§ Given exercise
Give back the whole listing exactly as shown.
-- START --
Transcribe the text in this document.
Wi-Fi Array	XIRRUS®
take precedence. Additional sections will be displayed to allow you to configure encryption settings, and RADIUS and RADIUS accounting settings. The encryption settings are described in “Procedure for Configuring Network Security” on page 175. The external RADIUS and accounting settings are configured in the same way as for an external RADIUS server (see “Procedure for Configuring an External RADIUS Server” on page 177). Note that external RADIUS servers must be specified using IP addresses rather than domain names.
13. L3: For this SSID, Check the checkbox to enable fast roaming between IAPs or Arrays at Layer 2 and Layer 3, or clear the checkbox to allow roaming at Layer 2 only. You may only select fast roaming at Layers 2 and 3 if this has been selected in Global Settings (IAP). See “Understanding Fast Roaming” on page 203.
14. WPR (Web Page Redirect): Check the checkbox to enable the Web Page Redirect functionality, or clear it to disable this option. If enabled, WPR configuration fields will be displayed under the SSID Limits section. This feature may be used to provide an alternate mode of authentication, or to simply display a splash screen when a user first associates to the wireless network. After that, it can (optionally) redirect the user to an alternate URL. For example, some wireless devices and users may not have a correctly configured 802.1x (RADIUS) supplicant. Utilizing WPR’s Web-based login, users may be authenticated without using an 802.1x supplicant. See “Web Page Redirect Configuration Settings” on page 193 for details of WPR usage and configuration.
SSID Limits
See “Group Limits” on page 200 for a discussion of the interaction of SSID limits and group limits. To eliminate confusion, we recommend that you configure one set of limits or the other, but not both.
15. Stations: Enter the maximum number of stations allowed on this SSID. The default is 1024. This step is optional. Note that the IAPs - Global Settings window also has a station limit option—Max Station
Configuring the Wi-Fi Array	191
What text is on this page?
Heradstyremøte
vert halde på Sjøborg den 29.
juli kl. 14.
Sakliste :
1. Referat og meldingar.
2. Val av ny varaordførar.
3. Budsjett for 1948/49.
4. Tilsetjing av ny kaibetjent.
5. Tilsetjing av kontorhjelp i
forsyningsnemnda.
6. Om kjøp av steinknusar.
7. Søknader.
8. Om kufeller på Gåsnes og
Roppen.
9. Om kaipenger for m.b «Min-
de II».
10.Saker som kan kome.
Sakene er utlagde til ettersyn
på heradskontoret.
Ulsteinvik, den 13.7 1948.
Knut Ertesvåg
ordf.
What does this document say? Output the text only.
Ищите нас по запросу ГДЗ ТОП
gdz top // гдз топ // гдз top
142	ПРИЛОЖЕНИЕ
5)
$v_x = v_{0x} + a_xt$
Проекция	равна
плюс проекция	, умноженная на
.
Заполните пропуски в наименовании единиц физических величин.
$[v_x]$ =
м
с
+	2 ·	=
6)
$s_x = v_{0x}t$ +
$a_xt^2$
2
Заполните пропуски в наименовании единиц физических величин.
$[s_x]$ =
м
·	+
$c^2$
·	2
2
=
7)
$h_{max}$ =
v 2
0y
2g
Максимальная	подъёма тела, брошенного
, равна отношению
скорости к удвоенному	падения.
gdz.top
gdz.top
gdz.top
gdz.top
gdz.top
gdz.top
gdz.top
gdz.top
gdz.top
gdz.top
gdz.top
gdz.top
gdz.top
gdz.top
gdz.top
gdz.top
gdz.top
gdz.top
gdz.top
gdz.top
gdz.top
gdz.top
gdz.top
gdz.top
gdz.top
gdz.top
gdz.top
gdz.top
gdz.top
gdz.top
-- END --
§ Response
Transcribe the text in this document.
Wi-Fi Array	XIRRUS®
take precedence. Additional sections will be displayed to allow you to configure encryption settings, and RADIUS and RADIUS accounting settings. The encryption settings are described in “Procedure for Configuring Network Security” on page 175. The external RADIUS and accounting settings are configured in the same way as for an external RADIUS server (see “Procedure for Configuring an External RADIUS Server” on page 177). Note that external RADIUS servers must be specified using IP addresses rather than domain names.
13. L3: For this SSID, Check the checkbox to enable fast roaming between IAPs or Arrays at Layer 2 and Layer 3, or clear the checkbox to allow roaming at Layer 2 only. You may only select fast roaming at Layers 2 and 3 if this has been selected in Global Settings (IAP). See “Understanding Fast Roaming” on page 203.
14. WPR (Web Page Redirect): Check the checkbox to enable the Web Page Redirect functionality, or clear it to disable this option. If enabled, WPR configuration fields will be displayed under the SSID Limits section. This feature may be used to provide an alternate mode of authentication, or to simply display a splash screen when a user first associates to the wireless network. After that, it can (optionally) redirect the user to an alternate URL. For example, some wireless devices and users may not have a correctly configured 802.1x (RADIUS) supplicant. Utilizing WPR’s Web-based login, users may be authenticated without using an 802.1x supplicant. See “Web Page Redirect Configuration Settings” on page 193 for details of WPR usage and configuration.
SSID Limits
See “Group Limits” on page 200 for a discussion of the interaction of SSID limits and group limits. To eliminate confusion, we recommend that you configure one set of limits or the other, but not both.
15. Stations: Enter the maximum number of stations allowed on this SSID. The default is 1024. This step is optional. Note that the IAPs - Global Settings window also has a station limit option—Max Station
Configuring the Wi-Fi Array	191
What text is on this page?
Heradstyremøte
vert halde på Sjøborg den 29.
juli kl. 14.
Sakliste :
1. Referat og meldingar.
2. Val av ny varaordførar.
3. Budsjett for 1948/49.
4. Tilsetjing av ny kaibetjent.
5. Tilsetjing av kontorhjelp i
forsyningsnemnda.
6. Om kjøp av steinknusar.
7. Søknader.
8. Om kufeller på Gåsnes og
Roppen.
9. Om kaipenger for m.b «Min-
de II».
10.Saker som kan kome.
Sakene er utlagde til ettersyn
på heradskontoret.
Ulsteinvik, den 13.7 1948.
Knut Ertesvåg
ordf.
What does this document say? Output the text only.
Ищите нас по запросу ГДЗ ТОП
gdz top // гдз топ // гдз top
142	ПРИЛОЖЕНИЕ
5)
$v_x = v_{0x} + a_xt$
Проекция	равна
плюс проекция	, умноженная на
.
Заполните пропуски в наименовании единиц физических величин.
$[v_x]$ =
м
с
+	2 ·	=
6)
$s_x = v_{0x}t$ +
$a_xt^2$
2
Заполните пропуски в наименовании единиц физических величин.
$[s_x]$ =
м
·	+
$c^2$
·	2
2
=
7)
$h_{max}$ =
v 2
0y
2g
Максимальная	подъёма тела, брошенного
, равна отношению
скорости к удвоенному	падения.
gdz.top
gdz.top
gdz.top
gdz.top
gdz.top
gdz.top
gdz.top
gdz.top
gdz.top
gdz.top
gdz.top
gdz.top
gdz.top
gdz.top
gdz.top
gdz.top
gdz.top
gdz.top
gdz.top
gdz.top
gdz.top
gdz.top
gdz.top
gdz.top
gdz.top
gdz.top
gdz.top
gdz.top
gdz.top
gdz.top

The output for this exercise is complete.